Task instructions:
a) Print the passage on the war in Afghanistan word for word, beginning at the words "The United Nations" and stopping after the words "to be attacked.".
b) Continue the passage on the war in Afghanistan from where it stops.

Passage:
— Begin —
The United Nations said on Sunday the rising conflict is causing "more suffering" across the violence-wracked country as it called for continuous financial aid. Biden has insisted, however, that it is time for U.S. involvement in the war to end and for Afghans to chart their own future.
The war in Afghanistan began under Bush after the Sept. 11, 2001 attacks on the United States. Washington gave Taliban leader Mullah Omar an ultimatum: hand over al-Qaida leader Osama bin Laden and dismantle militant training camps or prepare to be attacked.
Omar refused, and a U.S.-led coalition launched an invasion in October. The withdrawal of U.S. and NATO troops set in motion earlier this year by current President Joe Biden is now nearing completion.
Taliban fighters have been surging through district after district, taking control of large swaths of the country.
— End —
Data shown:
— Begin —
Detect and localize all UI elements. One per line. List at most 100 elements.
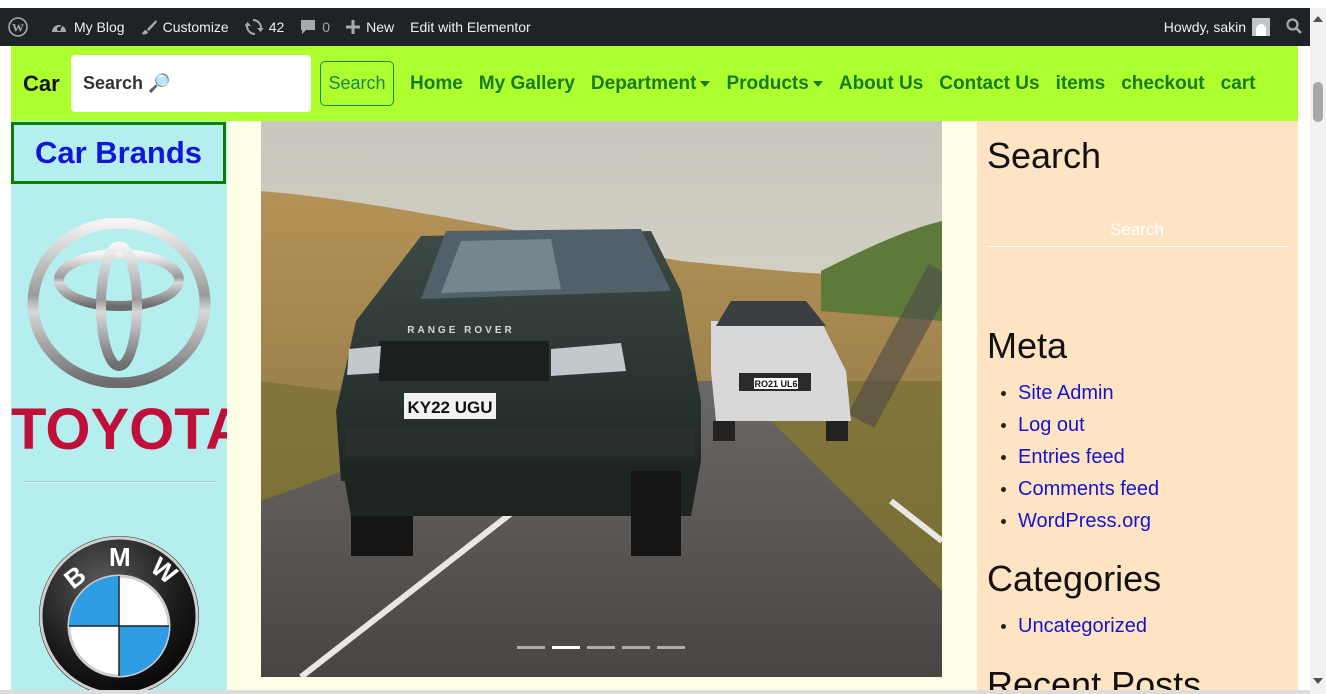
— End —
Expected responses:
a)
The United Nations said on Sunday the rising conflict is causing "more suffering" across the violence-wracked country as it called for continuous financial aid. Biden has insisted, however, that it is time for U.S. involvement in the war to end and for Afghans to chart their own future.
The war in Afghanistan began under Bush after the Sept. 11, 2001 attacks on the United States. Washington gave Taliban leader Mullah Omar an ultimatum: hand over al-Qaida leader Osama bin Laden and dismantle militant training camps or prepare to be attacked.

b)
During the Taliban’s rule in the late 1990s, women were largely confined to their homes, and girls had no access to education. However, there was no mass violence against girls and women.
"I'm sad,” Bush said. "Laura (Bush) and I spent a lot of time with Afghan women, and they're scared. And I think about all the interpreters and people that helped not only U.S. troops but NATO troops, and it seems like they're just going to be left behind to be slaughtered by these very brutal people. And it breaks my heart."